REQUIRED WORK -> Lines that include the word "filled" are the ones to copy.
####################
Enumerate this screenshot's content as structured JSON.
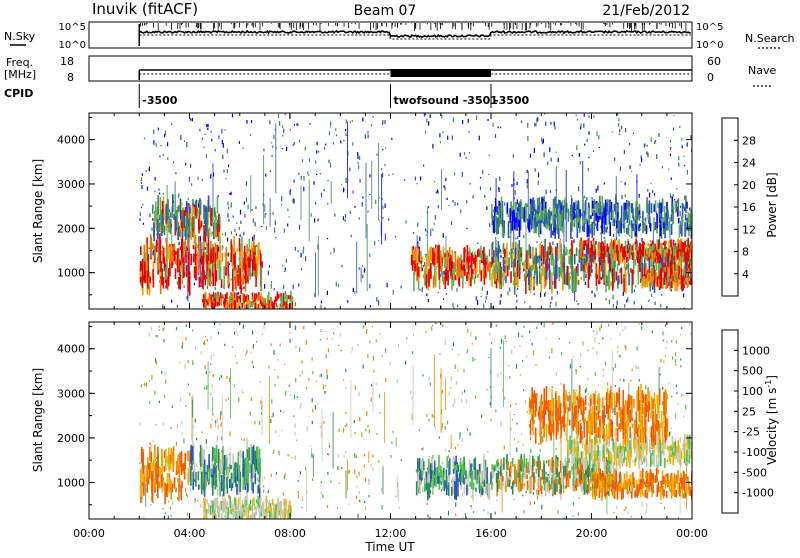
{
  "header": {
    "station": "Inuvik (fitACF)",
    "beam": "Beam 07",
    "date": "21/Feb/2012"
  },
  "noise_panel": {
    "left_label": "N.Sky",
    "right_label": "N.Search",
    "left_ticks": [
      "10^5",
      "10^0"
    ],
    "right_ticks": [
      "10^5",
      "10^0"
    ]
  },
  "freq_panel": {
    "left_label_line1": "Freq.",
    "left_label_line2": "[MHz]",
    "right_label": "Nave",
    "left_ticks": [
      "18",
      "8"
    ],
    "right_ticks": [
      "60",
      "0"
    ]
  },
  "cpid": {
    "label": "CPID",
    "segments": [
      {
        "text": "-3500",
        "start_hour": 2.0
      },
      {
        "text": "twofsound -3501",
        "start_hour": 12.0
      },
      {
        "text": "-3500",
        "start_hour": 16.0
      }
    ]
  },
  "chart_data": [
    {
      "type": "heatmap",
      "name": "power",
      "ylabel": "Slant Range [km]",
      "yticks": [
        "1000",
        "2000",
        "3000",
        "4000"
      ],
      "ylim": [
        180,
        4600
      ],
      "xlim": [
        0,
        24
      ],
      "colorbar": {
        "label": "Power [dB]",
        "ticks": [
          "28",
          "24",
          "20",
          "16",
          "12",
          "8",
          "4"
        ],
        "colors": [
          "#0000ff",
          "#2a55b4",
          "#3f8a5a",
          "#5db55d",
          "#e6c800",
          "#f0a000",
          "#f07000",
          "#e60000"
        ]
      },
      "echo_regions": [
        {
          "x0": 2.0,
          "x1": 6.9,
          "y0": 700,
          "y1": 1700,
          "level": "high"
        },
        {
          "x0": 4.5,
          "x1": 8.1,
          "y0": 180,
          "y1": 500,
          "level": "high"
        },
        {
          "x0": 2.5,
          "x1": 5.2,
          "y0": 1800,
          "y1": 2600,
          "level": "mid"
        },
        {
          "x0": 12.8,
          "x1": 16.0,
          "y0": 750,
          "y1": 1500,
          "level": "high"
        },
        {
          "x0": 16.0,
          "x1": 24.0,
          "y0": 700,
          "y1": 1600,
          "level": "mid"
        },
        {
          "x0": 16.0,
          "x1": 24.0,
          "y0": 1900,
          "y1": 2600,
          "level": "low"
        },
        {
          "x0": 19.5,
          "x1": 24.0,
          "y0": 1300,
          "y1": 1700,
          "level": "high"
        },
        {
          "x0": 22.0,
          "x1": 24.0,
          "y0": 700,
          "y1": 1100,
          "level": "high"
        }
      ]
    },
    {
      "type": "heatmap",
      "name": "velocity",
      "ylabel": "Slant Range [km]",
      "yticks": [
        "1000",
        "2000",
        "3000",
        "4000"
      ],
      "ylim": [
        180,
        4600
      ],
      "xlim": [
        0,
        24
      ],
      "xticks": [
        "00:00",
        "04:00",
        "08:00",
        "12:00",
        "16:00",
        "20:00",
        "00:00"
      ],
      "xlabel": "Time UT",
      "colorbar": {
        "label": "Velocity [m s^-1]",
        "ticks": [
          "1000",
          "500",
          "100",
          "25",
          "-25",
          "-100",
          "-500",
          "-1000"
        ],
        "colors": [
          "#e00000",
          "#f05a00",
          "#f08c00",
          "#f0b400",
          "#c8c8b4",
          "#50c050",
          "#2a8a5a",
          "#2a55b4",
          "#2a3c96"
        ]
      },
      "echo_regions": [
        {
          "x0": 2.0,
          "x1": 4.0,
          "y0": 700,
          "y1": 1700,
          "level": "negative"
        },
        {
          "x0": 4.0,
          "x1": 6.8,
          "y0": 800,
          "y1": 1700,
          "level": "positive"
        },
        {
          "x0": 4.5,
          "x1": 8.0,
          "y0": 180,
          "y1": 600,
          "level": "near-zero"
        },
        {
          "x0": 13.0,
          "x1": 16.0,
          "y0": 750,
          "y1": 1500,
          "level": "positive"
        },
        {
          "x0": 16.0,
          "x1": 21.0,
          "y0": 800,
          "y1": 1500,
          "level": "mixed"
        },
        {
          "x0": 19.0,
          "x1": 24.0,
          "y0": 1400,
          "y1": 2000,
          "level": "near-zero"
        },
        {
          "x0": 20.0,
          "x1": 24.0,
          "y0": 700,
          "y1": 1200,
          "level": "negative"
        },
        {
          "x0": 17.5,
          "x1": 23.0,
          "y0": 2000,
          "y1": 3000,
          "level": "negative"
        }
      ]
    }
  ]
}
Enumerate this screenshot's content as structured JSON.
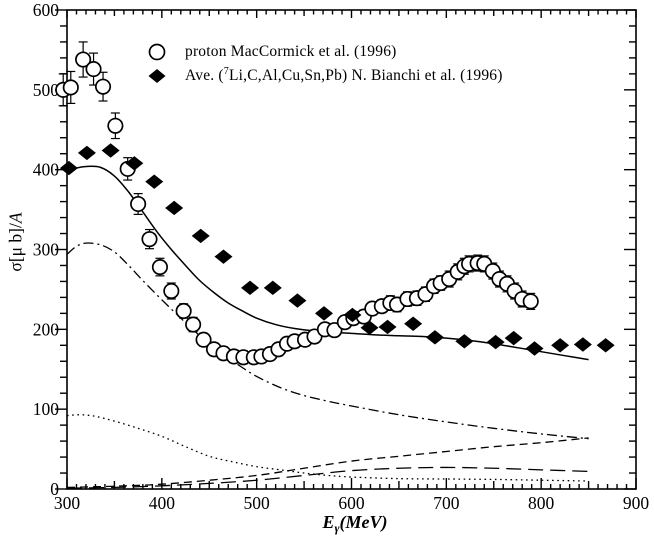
{
  "figure": {
    "background": "#ffffff",
    "ink": "#000000"
  },
  "chart_data": {
    "type": "scatter",
    "title": "",
    "xlabel": {
      "main": "E",
      "sub": "γ",
      "rest": "(MeV)"
    },
    "ylabel": {
      "prefix": "σ[μ b]/",
      "italic": "A"
    },
    "xlim": [
      300,
      900
    ],
    "ylim": [
      0,
      600
    ],
    "x_major_ticks": [
      300,
      400,
      500,
      600,
      700,
      800,
      900
    ],
    "x_medium_step": 50,
    "x_minor_step": 10,
    "y_major_ticks": [
      0,
      100,
      200,
      300,
      400,
      500,
      600
    ],
    "y_minor_step": 20,
    "grid": false,
    "frame": "full-box-mirrored-ticks",
    "legend": {
      "position": "top-left-inside",
      "items": [
        {
          "marker": "open-circle",
          "label": "proton MacCormick et al. (1996)"
        },
        {
          "marker": "filled-diamond",
          "label_prefix": "Ave. (",
          "label_sup": "7",
          "label_rest": "Li,C,Al,Cu,Sn,Pb) N. Bianchi et al. (1996)"
        }
      ]
    },
    "series": [
      {
        "name": "proton MacCormick et al. (1996)",
        "kind": "scatter",
        "marker": "open-circle",
        "x": [
          296,
          304,
          317,
          328,
          338,
          351,
          364,
          375,
          387,
          398,
          410,
          423,
          433,
          444,
          455,
          465,
          476,
          486,
          497,
          505,
          514,
          523,
          532,
          540,
          551,
          561,
          572,
          582,
          593,
          602,
          613,
          622,
          632,
          641,
          648,
          659,
          669,
          678,
          687,
          694,
          703,
          712,
          719,
          724,
          733,
          740,
          749,
          756,
          764,
          772,
          780,
          789
        ],
        "y": [
          500,
          503,
          538,
          526,
          504,
          455,
          401,
          357,
          313,
          278,
          248,
          223,
          206,
          187,
          175,
          170,
          166,
          165,
          165,
          166,
          169,
          175,
          182,
          185,
          187,
          191,
          200,
          199,
          209,
          214,
          216,
          226,
          229,
          233,
          231,
          238,
          239,
          244,
          254,
          258,
          263,
          272,
          279,
          282,
          283,
          282,
          273,
          263,
          257,
          248,
          238,
          235
        ],
        "yerr": [
          20,
          20,
          22,
          20,
          18,
          16,
          14,
          13,
          12,
          11,
          10,
          9,
          9,
          8,
          8,
          8,
          8,
          8,
          8,
          8,
          8,
          8,
          8,
          8,
          8,
          8,
          8,
          8,
          8,
          8,
          8,
          8,
          8,
          9,
          9,
          9,
          9,
          9,
          9,
          9,
          10,
          10,
          10,
          10,
          10,
          10,
          10,
          10,
          10,
          10,
          10,
          10
        ]
      },
      {
        "name": "Ave. (7Li,C,Al,Cu,Sn,Pb) N. Bianchi et al. (1996)",
        "kind": "scatter",
        "marker": "filled-diamond",
        "x": [
          302,
          321,
          346,
          371,
          392,
          413,
          441,
          465,
          493,
          517,
          543,
          571,
          601,
          619,
          638,
          665,
          688,
          719,
          752,
          771,
          793,
          820,
          844,
          868
        ],
        "y": [
          402,
          421,
          424,
          408,
          385,
          352,
          317,
          291,
          252,
          252,
          236,
          220,
          218,
          202,
          203,
          207,
          190,
          185,
          184,
          189,
          176,
          180,
          181,
          180
        ]
      },
      {
        "name": "solid line",
        "kind": "line",
        "style": "solid",
        "x": [
          300,
          310,
          320,
          335,
          350,
          365,
          380,
          395,
          410,
          425,
          440,
          455,
          470,
          485,
          500,
          520,
          540,
          560,
          580,
          600,
          625,
          650,
          675,
          700,
          725,
          750,
          775,
          800,
          825,
          850
        ],
        "y": [
          397,
          402,
          404,
          403,
          392,
          372,
          347,
          322,
          300,
          280,
          261,
          246,
          233,
          223,
          214,
          206,
          201,
          198,
          196,
          195,
          193,
          192,
          191,
          189,
          186,
          182,
          177,
          172,
          167,
          162
        ]
      },
      {
        "name": "dash-dot line",
        "kind": "line",
        "style": "dash-dot",
        "x": [
          300,
          310,
          320,
          335,
          350,
          365,
          380,
          400,
          420,
          440,
          460,
          480,
          500,
          525,
          550,
          575,
          600,
          650,
          700,
          750,
          800,
          850
        ],
        "y": [
          294,
          304,
          308,
          306,
          297,
          280,
          261,
          237,
          214,
          192,
          173,
          156,
          141,
          127,
          117,
          110,
          104,
          93,
          84,
          76,
          69,
          63
        ]
      },
      {
        "name": "dotted line",
        "kind": "line",
        "style": "dotted",
        "x": [
          300,
          315,
          330,
          350,
          375,
          400,
          425,
          450,
          475,
          500,
          525,
          550,
          575,
          600,
          650,
          700,
          750,
          800,
          850
        ],
        "y": [
          92,
          93,
          91,
          85,
          76,
          66,
          53,
          41,
          34,
          28,
          24,
          20,
          17,
          15,
          13,
          12.5,
          12,
          11,
          10
        ]
      },
      {
        "name": "dashed line",
        "kind": "line",
        "style": "dashed",
        "x": [
          300,
          350,
          400,
          450,
          500,
          550,
          600,
          650,
          700,
          750,
          800,
          850
        ],
        "y": [
          2,
          3.5,
          6,
          11,
          17,
          26,
          35,
          41,
          47,
          53,
          58,
          64
        ]
      },
      {
        "name": "long-dashed line",
        "kind": "line",
        "style": "long-dashed",
        "x": [
          300,
          350,
          400,
          450,
          500,
          550,
          600,
          650,
          700,
          750,
          800,
          850
        ],
        "y": [
          1,
          2,
          4,
          7,
          11,
          17,
          23,
          26,
          27,
          26,
          24,
          22
        ]
      }
    ]
  }
}
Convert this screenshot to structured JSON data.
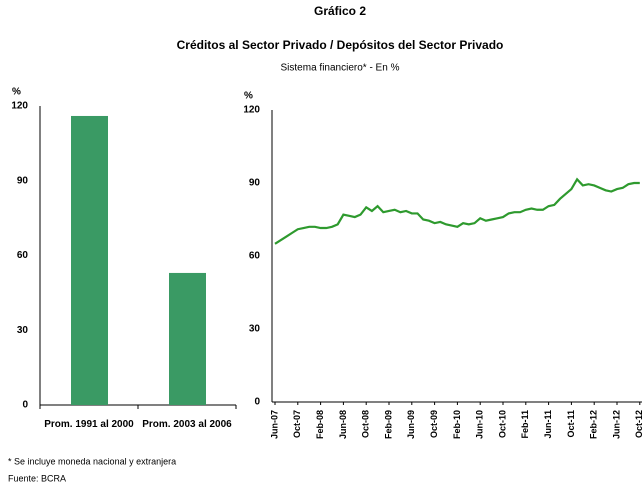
{
  "header": {
    "title": "Gráfico 2",
    "subtitle": "Créditos al Sector Privado / Depósitos del Sector Privado",
    "note": "Sistema financiero* - En %"
  },
  "footnotes": [
    "* Se incluye moneda nacional y extranjera",
    "Fuente: BCRA"
  ],
  "chart_data": [
    {
      "type": "bar",
      "y_label": "%",
      "categories": [
        "Prom. 1991 al 2000",
        "Prom. 2003 al 2006"
      ],
      "values": [
        116,
        53
      ],
      "color": "#3a9a64",
      "ylim": [
        0,
        120
      ],
      "yticks": [
        0,
        30,
        60,
        90,
        120
      ]
    },
    {
      "type": "line",
      "y_label": "%",
      "categories": [
        "Jun-07",
        null,
        null,
        null,
        "Oct-07",
        null,
        null,
        null,
        "Feb-08",
        null,
        null,
        null,
        "Jun-08",
        null,
        null,
        null,
        "Oct-08",
        null,
        null,
        null,
        "Feb-09",
        null,
        null,
        null,
        "Jun-09",
        null,
        null,
        null,
        "Oct-09",
        null,
        null,
        null,
        "Feb-10",
        null,
        null,
        null,
        "Jun-10",
        null,
        null,
        null,
        "Oct-10",
        null,
        null,
        null,
        "Feb-11",
        null,
        null,
        null,
        "Jun-11",
        null,
        null,
        null,
        "Oct-11",
        null,
        null,
        null,
        "Feb-12",
        null,
        null,
        null,
        "Jun-12",
        null,
        null,
        null,
        "Oct-12"
      ],
      "values": [
        65,
        66.5,
        68,
        69.5,
        71,
        71.5,
        72,
        72,
        71.5,
        71.5,
        72,
        73,
        77,
        76.5,
        76,
        77,
        80,
        78.5,
        80.5,
        78,
        78.5,
        79,
        78,
        78.5,
        77.5,
        77.5,
        75,
        74.5,
        73.5,
        74,
        73,
        72.5,
        72,
        73.5,
        73,
        73.5,
        75.5,
        74.5,
        75,
        75.5,
        76,
        77.5,
        78,
        78,
        79,
        79.5,
        79,
        79,
        80.5,
        81,
        83.5,
        85.5,
        87.5,
        91.5,
        89,
        89.5,
        89,
        88,
        87,
        86.5,
        87.5,
        88,
        89.5,
        90,
        90
      ],
      "color": "#2e9a2e",
      "ylim": [
        0,
        120
      ],
      "yticks": [
        0,
        30,
        60,
        90,
        120
      ]
    }
  ]
}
####################
TASK RESULT ->
          "marker": "filled-diamond",
        "marker": "filled-diamond",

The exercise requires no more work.